Data shown:

— begin —

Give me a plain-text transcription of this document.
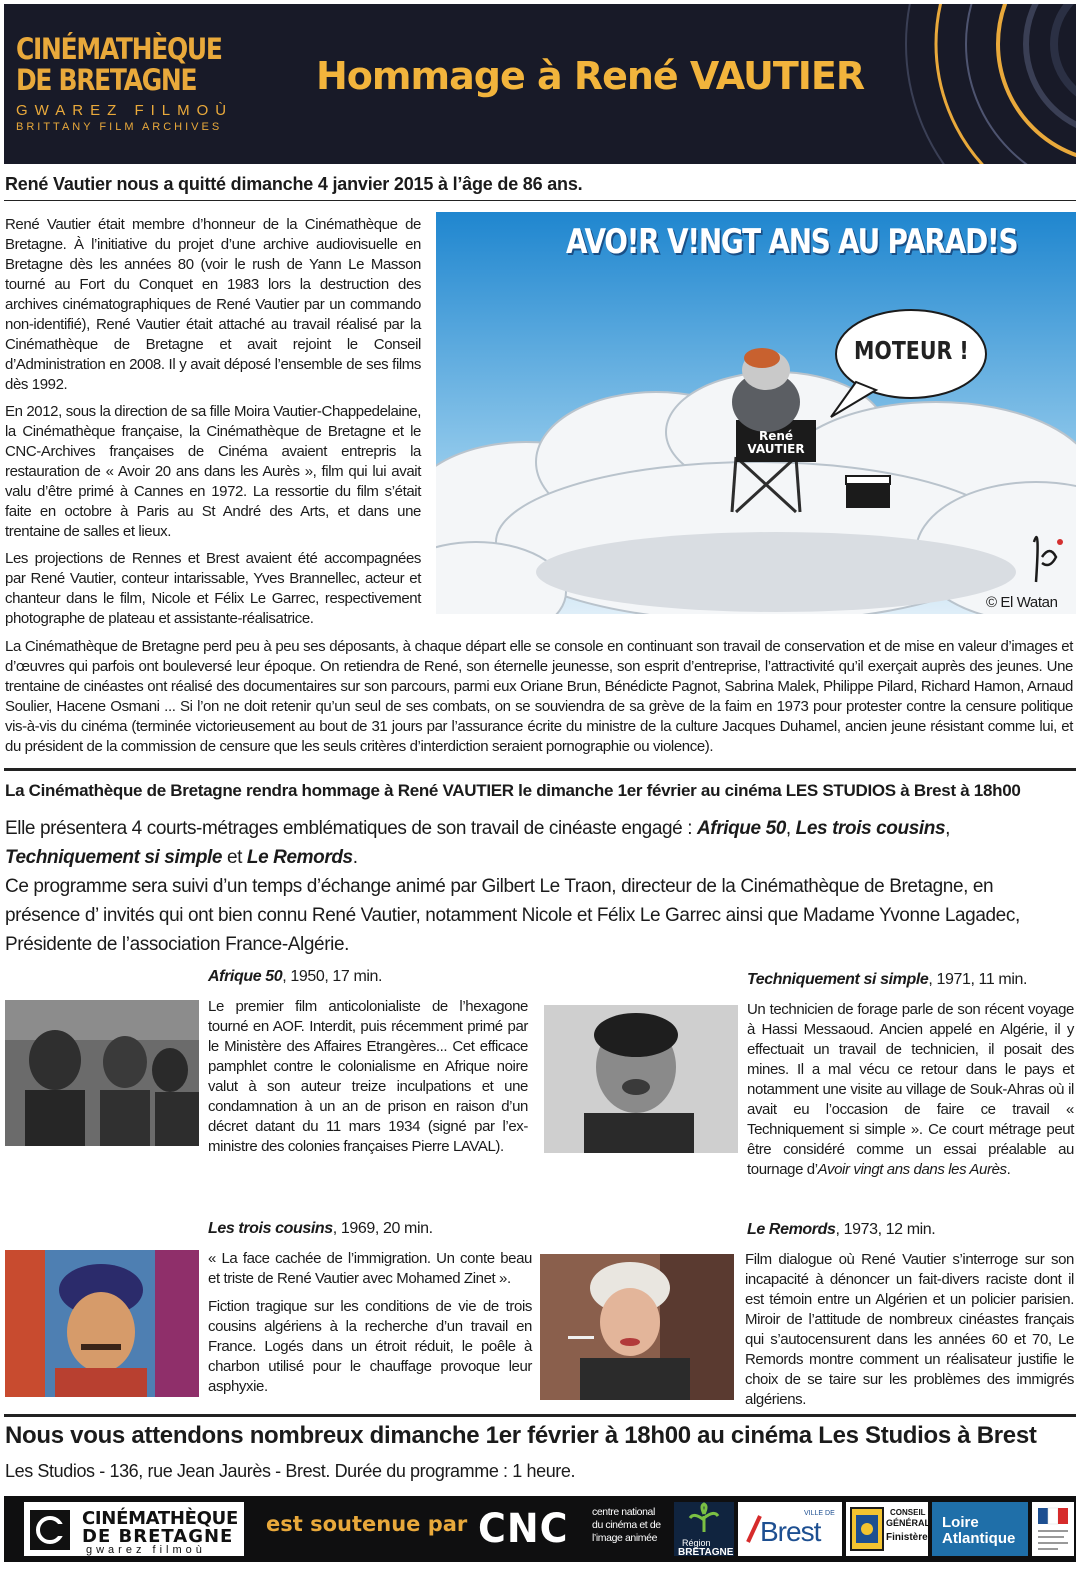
CINÉMATHÈQUE
DE BRETAGNE
GWAREZ FILMOÙ
BRITTANY FILM ARCHIVES
Hommage à René VAUTIER
René Vautier nous a quitté dimanche 4 janvier 2015 à l’âge de 86 ans.

René Vautier était membre d’honneur de la Cinémathèque de Bretagne. À l’initiative du projet d’une archive audiovisuelle en Bretagne dès les années 80 (voir le rush de Yann Le Masson tourné au Fort du Conquet en 1983 lors la destruction des archives cinématographiques de René Vautier par un commando non-identifié), René Vautier était attaché au travail réalisé par la Cinémathèque de Bretagne et avait rejoint le Conseil d’Administration en 2008. Il y avait déposé l’ensemble de ses films dès 1992.

En 2012, sous la direction de sa fille Moira Vautier-Chappedelaine, la Cinémathèque française, la Cinémathèque de Bretagne et le CNC-Archives françaises de Cinéma avaient entrepris la restauration de « Avoir 20 ans dans les Aurès », film qui lui avait valu d’être primé à Cannes en 1972. La ressortie du film s’était faite en octobre à Paris au St André des Arts, et dans une trentaine de salles et lieux.

Les projections de Rennes et Brest avaient été accompagnées par René Vautier, conteur intarissable, Yves Brannellec, acteur et chanteur dans le film, Nicole et Félix Le Garrec, respectivement photographe de plateau et assistante-réalisatrice.

AVO!R V!NGT ANS AU PARAD!S
MOTEUR !
René
VAUTIER
© El Watan

La Cinémathèque de Bretagne perd peu à peu ses déposants, à chaque départ elle se console en continuant son travail de conservation et de mise en valeur d’images et d’œuvres qui parfois ont bouleversé leur époque. On retiendra de René, son éternelle jeunesse, son esprit d’entreprise, l’attractivité qu’il exerçait auprès des jeunes. Une trentaine de cinéastes ont réalisé des documentaires sur son parcours, parmi eux Oriane Brun, Bénédicte Pagnot, Sabrina Malek, Philippe Pilard, Richard Hamon, Arnaud Soulier, Hacene Osmani ... Si l’on ne doit retenir qu’un seul de ses combats, on se souviendra de sa grève de la faim en 1973 pour protester contre la censure politique vis-à-vis du cinéma (terminée victorieusement au bout de 31 jours par l’assurance écrite du ministre de la culture Jacques Duhamel, ancien jeune résistant comme lui, et du président de la commission de censure que les seuls critères d’interdiction seraient pornographie ou violence).

La Cinémathèque de Bretagne rendra hommage à René VAUTIER le dimanche 1er février au cinéma LES STUDIOS à Brest à 18h00
Elle présentera 4 courts-métrages emblématiques de son travail de cinéaste engagé : Afrique 50, Les trois cousins, Techniquement si simple et Le Remords.
Ce programme sera suivi d’un temps d’échange animé par Gilbert Le Traon, directeur de la Cinémathèque de Bretagne, en présence d’ invités qui ont bien connu René Vautier, notamment Nicole et Félix Le Garrec ainsi que Madame Yvonne Lagadec, Présidente de l’association France-Algérie.
Afrique 50, 1950, 17 min.

Le premier film anticolonialiste de l’hexagone tourné en AOF. Interdit, puis récemment primé par le Ministère des Affaires Etrangères... Cet efficace pamphlet contre le colonialisme en Afrique noire valut à son auteur treize inculpations et une condamnation à un an de prison en raison d’un décret datant du 11 mars 1934 (signé par l’ex-ministre des colonies françaises Pierre LAVAL).

Techniquement si simple, 1971, 11 min.

Un technicien de forage parle de son récent voyage à Hassi Messaoud. Ancien appelé en Algérie, il y effectuait un travail de technicien, il posait des mines. Il a mal vécu ce retour dans le pays et notamment une visite au village de Souk-Ahras où il avait eu l’occasion de faire ce travail « Techniquement si simple ». Ce court métrage peut être considéré comme un essai préalable au tournage d’Avoir vingt ans dans les Aurès.

Les trois cousins, 1969, 20 min.

« La face cachée de l’immigration. Un conte beau et triste de René Vautier avec Mohamed Zinet ».

Fiction tragique sur les conditions de vie de trois cousins algériens à la recherche d’un travail en France. Logés dans un étroit réduit, le poêle à charbon utilisé pour le chauffage provoque leur asphyxie.

Le Remords, 1973, 12 min.

Film dialogue où René Vautier s’interroge sur son incapacité à dénoncer un fait-divers raciste dont il est témoin entre un Algérien et un policier parisien. Miroir de l’attitude de nombreux cinéastes français qui s’autocensurent dans les années 60 et 70, Le Remords montre comment un réalisateur justifie le choix de se taire sur les problèmes des immigrés algériens.

Nous vous attendons nombreux dimanche 1er février à 18h00 au cinéma Les Studios à Brest
Les Studios - 136, rue Jean Jaurès - Brest. Durée du programme : 1 heure.
CINÉMATHÈQUE
DE BRETAGNE
gwarez filmoù
est soutenue par CNC centre national
du cinéma et de
l’image animée	Région
BRETAGNE
VILLE DE
Brest
CONSEIL
GÉNÉRAL
Finistère
Loire
Atlantique
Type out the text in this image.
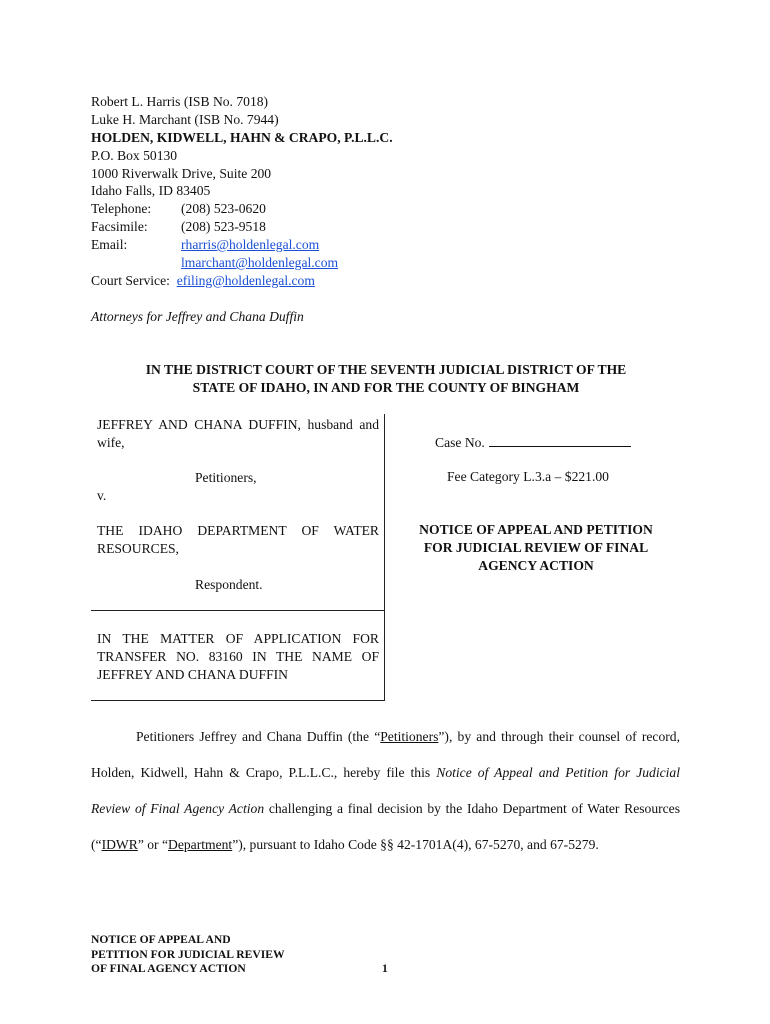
Robert L. Harris (ISB No. 7018)
Luke H. Marchant (ISB No. 7944)
HOLDEN, KIDWELL, HAHN & CRAPO, P.L.L.C.
P.O. Box 50130
1000 Riverwalk Drive, Suite 200
Idaho Falls, ID 83405
Telephone: (208) 523-0620
Facsimile: (208) 523-9518
Email:	rharris@holdenlegal.com
lmarchant@holdenlegal.com
Court Service: efiling@holdenlegal.com
Attorneys for Jeffrey and Chana Duffin
IN THE DISTRICT COURT OF THE SEVENTH JUDICIAL DISTRICT OF THE
STATE OF IDAHO, IN AND FOR THE COUNTY OF BINGHAM
JEFFREY AND CHANA DUFFIN, husband and wife,
Petitioners,
v.
THE IDAHO DEPARTMENT OF WATER RESOURCES,
Respondent.
IN THE MATTER OF APPLICATION FOR TRANSFER NO. 83160 IN THE NAME OF JEFFREY AND CHANA DUFFIN
Case No.
Fee Category L.3.a – $221.00
NOTICE OF APPEAL AND PETITION
FOR JUDICIAL REVIEW OF FINAL
AGENCY ACTION
Petitioners Jeffrey and Chana Duffin (the “Petitioners”), by and through their counsel of record, Holden, Kidwell, Hahn & Crapo, P.L.L.C., hereby file this Notice of Appeal and Petition for Judicial Review of Final Agency Action challenging a final decision by the Idaho Department of Water Resources (“IDWR” or “Department”), pursuant to Idaho Code §§ 42-1701A(4), 67-5270, and 67-5279.
NOTICE OF APPEAL AND
PETITION FOR JUDICIAL REVIEW
OF FINAL AGENCY ACTION	1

— end —

Problem description: Leaving out the pictures, repeat the data above exactly.

Result for this task:
Give me a plain-text transcription of this document.
CINÉMATHÈQUE
DE BRETAGNE
GWAREZ FILMOÙ
BRITTANY FILM ARCHIVES
Hommage à René VAUTIER
René Vautier nous a quitté dimanche 4 janvier 2015 à l’âge de 86 ans.

René Vautier était membre d’honneur de la Cinémathèque de Bretagne. À l’initiative du projet d’une archive audiovisuelle en Bretagne dès les années 80 (voir le rush de Yann Le Masson tourné au Fort du Conquet en 1983 lors la destruction des archives cinématographiques de René Vautier par un commando non-identifié), René Vautier était attaché au travail réalisé par la Cinémathèque de Bretagne et avait rejoint le Conseil d’Administration en 2008. Il y avait déposé l’ensemble de ses films dès 1992.

En 2012, sous la direction de sa fille Moira Vautier-Chappedelaine, la Cinémathèque française, la Cinémathèque de Bretagne et le CNC-Archives françaises de Cinéma avaient entrepris la restauration de « Avoir 20 ans dans les Aurès », film qui lui avait valu d’être primé à Cannes en 1972. La ressortie du film s’était faite en octobre à Paris au St André des Arts, et dans une trentaine de salles et lieux.

Les projections de Rennes et Brest avaient été accompagnées par René Vautier, conteur intarissable, Yves Brannellec, acteur et chanteur dans le film, Nicole et Félix Le Garrec, respectivement photographe de plateau et assistante-réalisatrice.

AVO!R V!NGT ANS AU PARAD!S
MOTEUR !
René
VAUTIER
© El Watan

La Cinémathèque de Bretagne perd peu à peu ses déposants, à chaque départ elle se console en continuant son travail de conservation et de mise en valeur d’images et d’œuvres qui parfois ont bouleversé leur époque. On retiendra de René, son éternelle jeunesse, son esprit d’entreprise, l’attractivité qu’il exerçait auprès des jeunes. Une trentaine de cinéastes ont réalisé des documentaires sur son parcours, parmi eux Oriane Brun, Bénédicte Pagnot, Sabrina Malek, Philippe Pilard, Richard Hamon, Arnaud Soulier, Hacene Osmani ... Si l’on ne doit retenir qu’un seul de ses combats, on se souviendra de sa grève de la faim en 1973 pour protester contre la censure politique vis-à-vis du cinéma (terminée victorieusement au bout de 31 jours par l’assurance écrite du ministre de la culture Jacques Duhamel, ancien jeune résistant comme lui, et du président de la commission de censure que les seuls critères d’interdiction seraient pornographie ou violence).

La Cinémathèque de Bretagne rendra hommage à René VAUTIER le dimanche 1er février au cinéma LES STUDIOS à Brest à 18h00
Elle présentera 4 courts-métrages emblématiques de son travail de cinéaste engagé : Afrique 50, Les trois cousins, Techniquement si simple et Le Remords.
Ce programme sera suivi d’un temps d’échange animé par Gilbert Le Traon, directeur de la Cinémathèque de Bretagne, en présence d’ invités qui ont bien connu René Vautier, notamment Nicole et Félix Le Garrec ainsi que Madame Yvonne Lagadec, Présidente de l’association France-Algérie.
Afrique 50, 1950, 17 min.

Le premier film anticolonialiste de l’hexagone tourné en AOF. Interdit, puis récemment primé par le Ministère des Affaires Etrangères... Cet efficace pamphlet contre le colonialisme en Afrique noire valut à son auteur treize inculpations et une condamnation à un an de prison en raison d’un décret datant du 11 mars 1934 (signé par l’ex-ministre des colonies françaises Pierre LAVAL).

Techniquement si simple, 1971, 11 min.

Un technicien de forage parle de son récent voyage à Hassi Messaoud. Ancien appelé en Algérie, il y effectuait un travail de technicien, il posait des mines. Il a mal vécu ce retour dans le pays et notamment une visite au village de Souk-Ahras où il avait eu l’occasion de faire ce travail « Techniquement si simple ». Ce court métrage peut être considéré comme un essai préalable au tournage d’Avoir vingt ans dans les Aurès.

Les trois cousins, 1969, 20 min.

« La face cachée de l’immigration. Un conte beau et triste de René Vautier avec Mohamed Zinet ».

Fiction tragique sur les conditions de vie de trois cousins algériens à la recherche d’un travail en France. Logés dans un étroit réduit, le poêle à charbon utilisé pour le chauffage provoque leur asphyxie.

Le Remords, 1973, 12 min.

Film dialogue où René Vautier s’interroge sur son incapacité à dénoncer un fait-divers raciste dont il est témoin entre un Algérien et un policier parisien. Miroir de l’attitude de nombreux cinéastes français qui s’autocensurent dans les années 60 et 70, Le Remords montre comment un réalisateur justifie le choix de se taire sur les problèmes des immigrés algériens.

Nous vous attendons nombreux dimanche 1er février à 18h00 au cinéma Les Studios à Brest
Les Studios - 136, rue Jean Jaurès - Brest. Durée du programme : 1 heure.
CINÉMATHÈQUE
DE BRETAGNE
gwarez filmoù
est soutenue par CNC centre national
du cinéma et de
l’image animée	Région
BRETAGNE
VILLE DE
Brest
CONSEIL
GÉNÉRAL
Finistère
Loire
Atlantique
Type out the text in this image.
Robert L. Harris (ISB No. 7018)
Luke H. Marchant (ISB No. 7944)
HOLDEN, KIDWELL, HAHN & CRAPO, P.L.L.C.
P.O. Box 50130
1000 Riverwalk Drive, Suite 200
Idaho Falls, ID 83405
Telephone: (208) 523-0620
Facsimile: (208) 523-9518
Email:	rharris@holdenlegal.com
lmarchant@holdenlegal.com
Court Service: efiling@holdenlegal.com
Attorneys for Jeffrey and Chana Duffin
IN THE DISTRICT COURT OF THE SEVENTH JUDICIAL DISTRICT OF THE
STATE OF IDAHO, IN AND FOR THE COUNTY OF BINGHAM
JEFFREY AND CHANA DUFFIN, husband and wife,
Petitioners,
v.
THE IDAHO DEPARTMENT OF WATER RESOURCES,
Respondent.
IN THE MATTER OF APPLICATION FOR TRANSFER NO. 83160 IN THE NAME OF JEFFREY AND CHANA DUFFIN
Case No.
Fee Category L.3.a – $221.00
NOTICE OF APPEAL AND PETITION
FOR JUDICIAL REVIEW OF FINAL
AGENCY ACTION
Petitioners Jeffrey and Chana Duffin (the “Petitioners”), by and through their counsel of record, Holden, Kidwell, Hahn & Crapo, P.L.L.C., hereby file this Notice of Appeal and Petition for Judicial Review of Final Agency Action challenging a final decision by the Idaho Department of Water Resources (“IDWR” or “Department”), pursuant to Idaho Code §§ 42-1701A(4), 67-5270, and 67-5279.
NOTICE OF APPEAL AND
PETITION FOR JUDICIAL REVIEW
OF FINAL AGENCY ACTION	1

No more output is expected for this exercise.